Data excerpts
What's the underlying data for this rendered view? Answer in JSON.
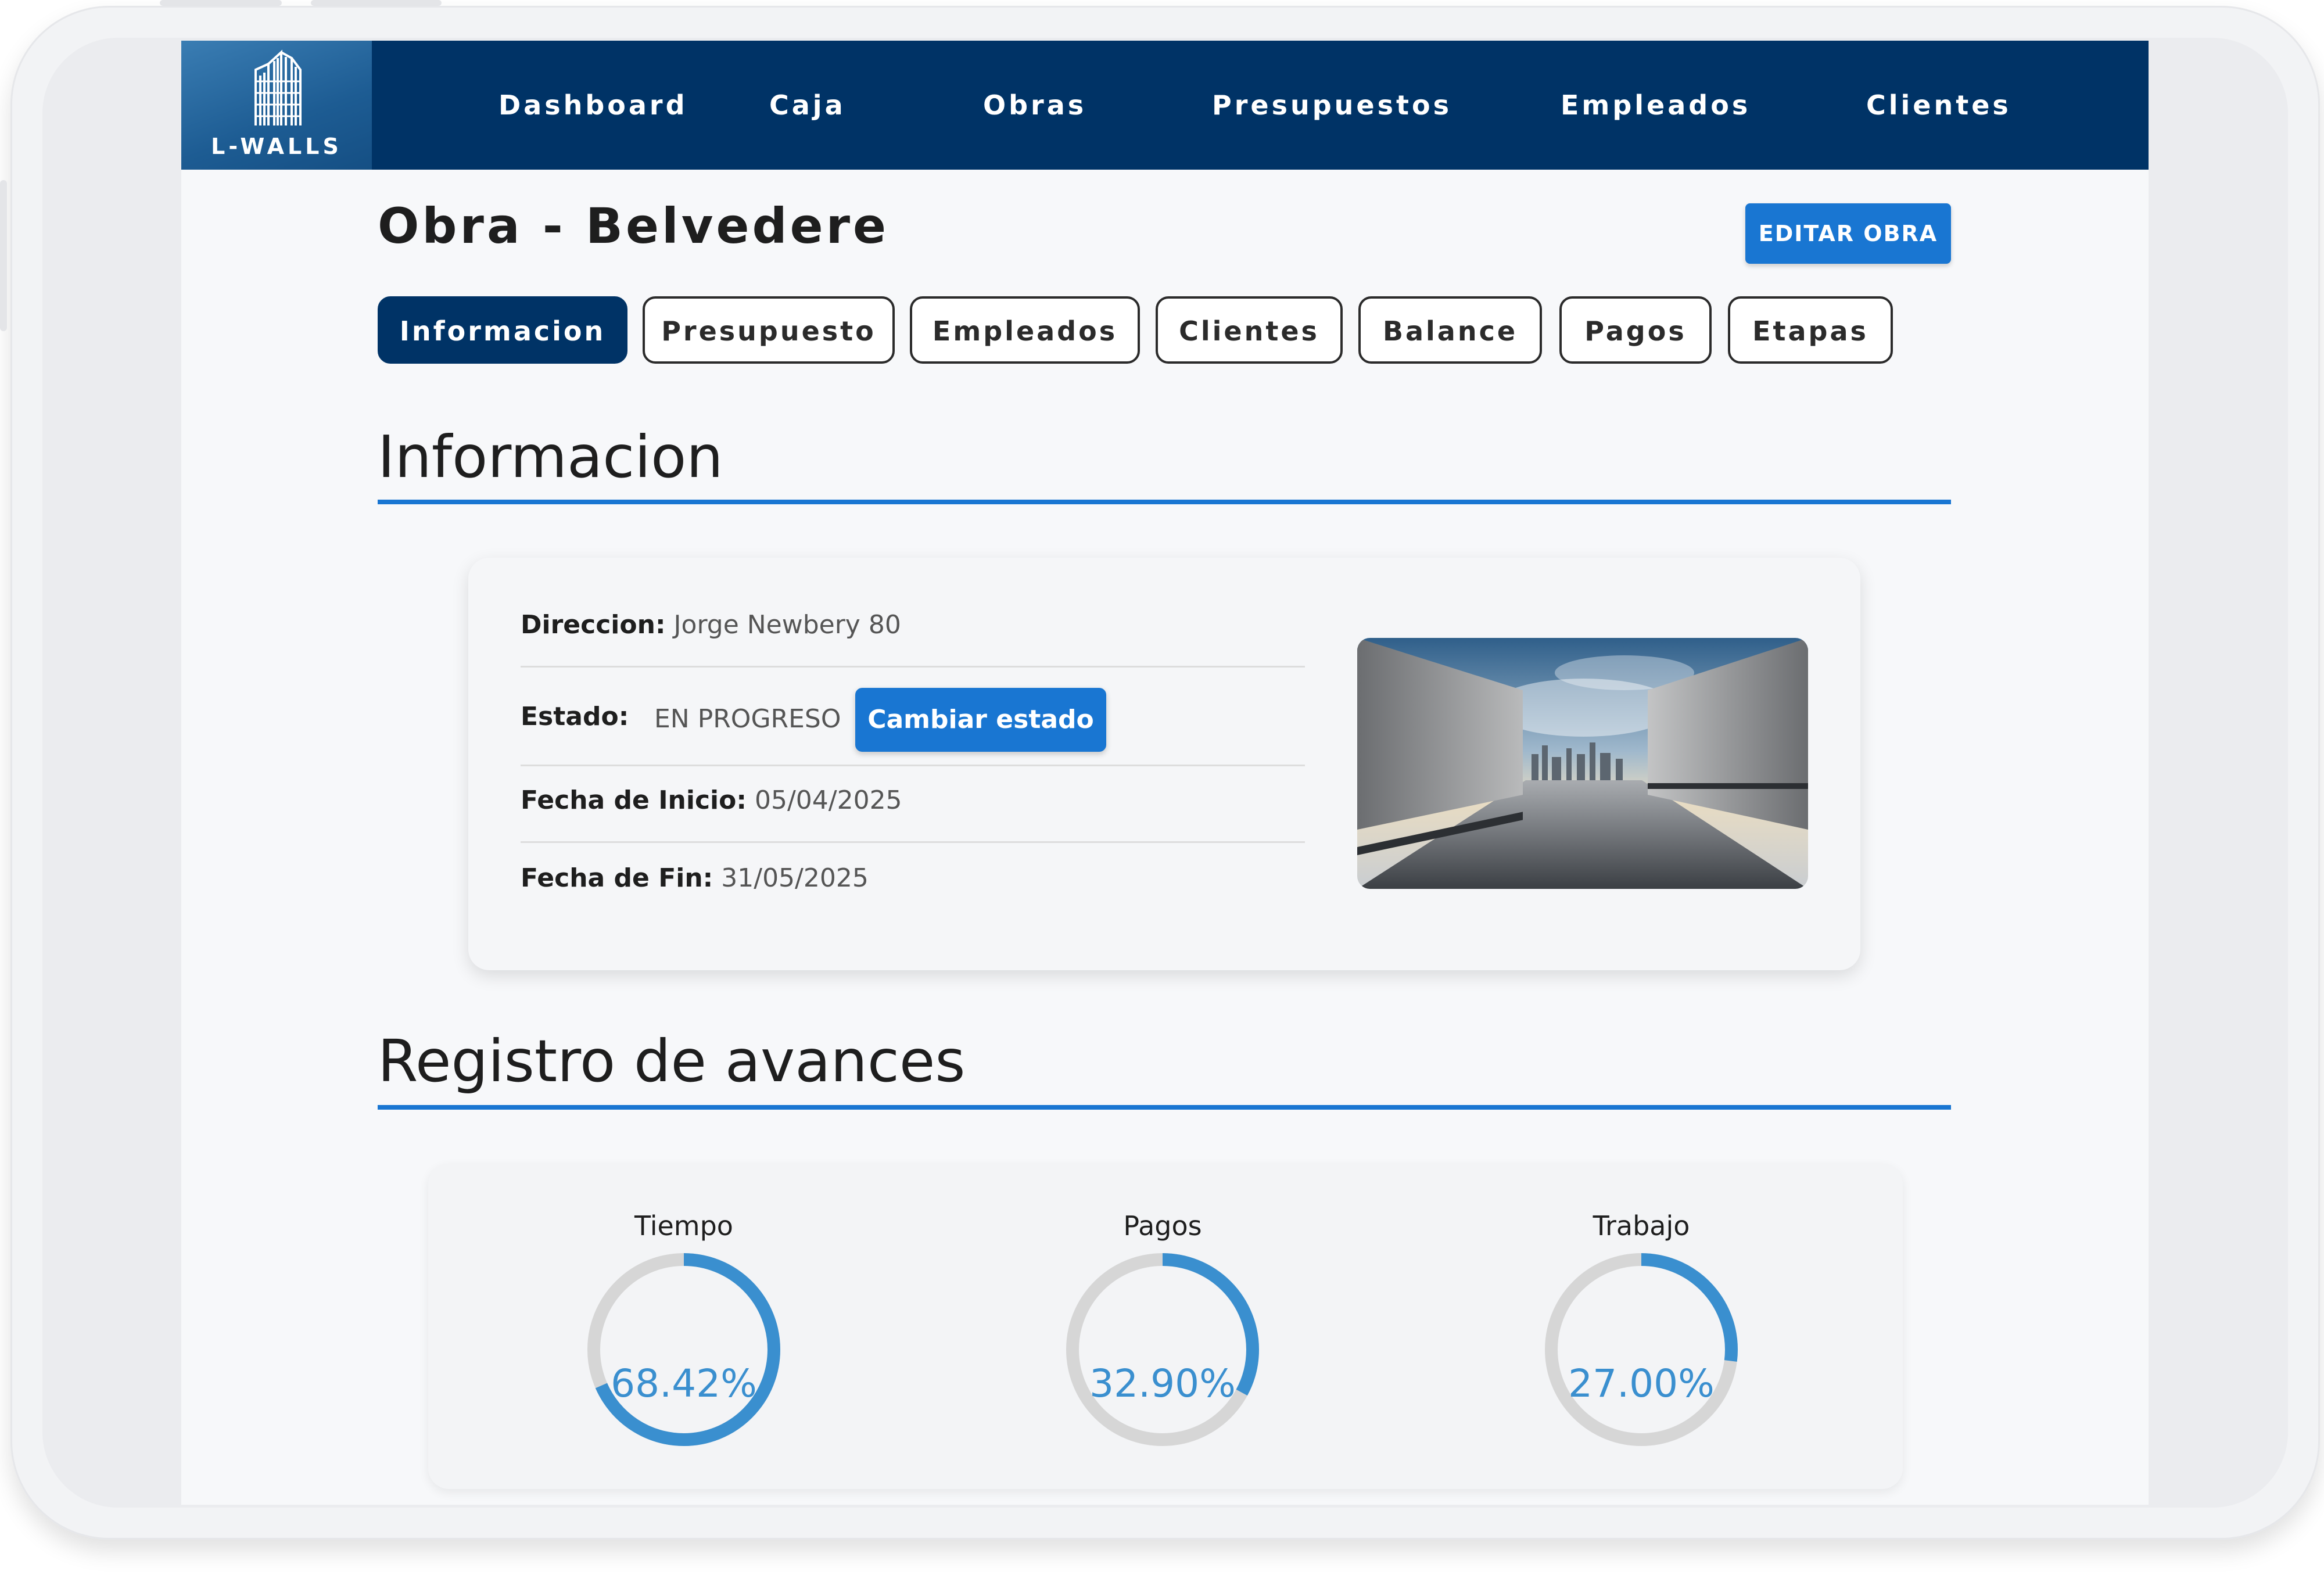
{
  "app": {
    "logo_text": "L-WALLS"
  },
  "nav": {
    "items": [
      {
        "label": "Dashboard"
      },
      {
        "label": "Caja"
      },
      {
        "label": "Obras"
      },
      {
        "label": "Presupuestos"
      },
      {
        "label": "Empleados"
      },
      {
        "label": "Clientes"
      }
    ]
  },
  "page": {
    "title": "Obra - Belvedere",
    "edit_button": "EDITAR OBRA"
  },
  "tabs": [
    {
      "label": "Informacion",
      "active": true
    },
    {
      "label": "Presupuesto"
    },
    {
      "label": "Empleados"
    },
    {
      "label": "Clientes"
    },
    {
      "label": "Balance"
    },
    {
      "label": "Pagos"
    },
    {
      "label": "Etapas"
    }
  ],
  "info": {
    "section_title": "Informacion",
    "direccion_label": "Direccion:",
    "direccion_value": "Jorge Newbery 80",
    "estado_label": "Estado:",
    "estado_value": "EN PROGRESO",
    "cambiar_estado": "Cambiar estado",
    "fecha_inicio_label": "Fecha de Inicio:",
    "fecha_inicio_value": "05/04/2025",
    "fecha_fin_label": "Fecha de Fin:",
    "fecha_fin_value": "31/05/2025"
  },
  "avances": {
    "section_title": "Registro de avances",
    "gauges": [
      {
        "label": "Tiempo",
        "value_text": "68.42%",
        "percent": 68.42
      },
      {
        "label": "Pagos",
        "value_text": "32.90%",
        "percent": 32.9
      },
      {
        "label": "Trabajo",
        "value_text": "27.00%",
        "percent": 27.0
      }
    ]
  },
  "colors": {
    "navbar": "#003366",
    "accent": "#1976d2",
    "gauge_fill": "#3a8fcf",
    "gauge_track": "#d6d6d6"
  }
}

» **WHAT YOU WILL DO**: Copy in full each line that holds the word "percent".

» **EXERCISE OUTPUT**:
        "percent": 68.42
        "percent": 32.9
        "percent": 27.0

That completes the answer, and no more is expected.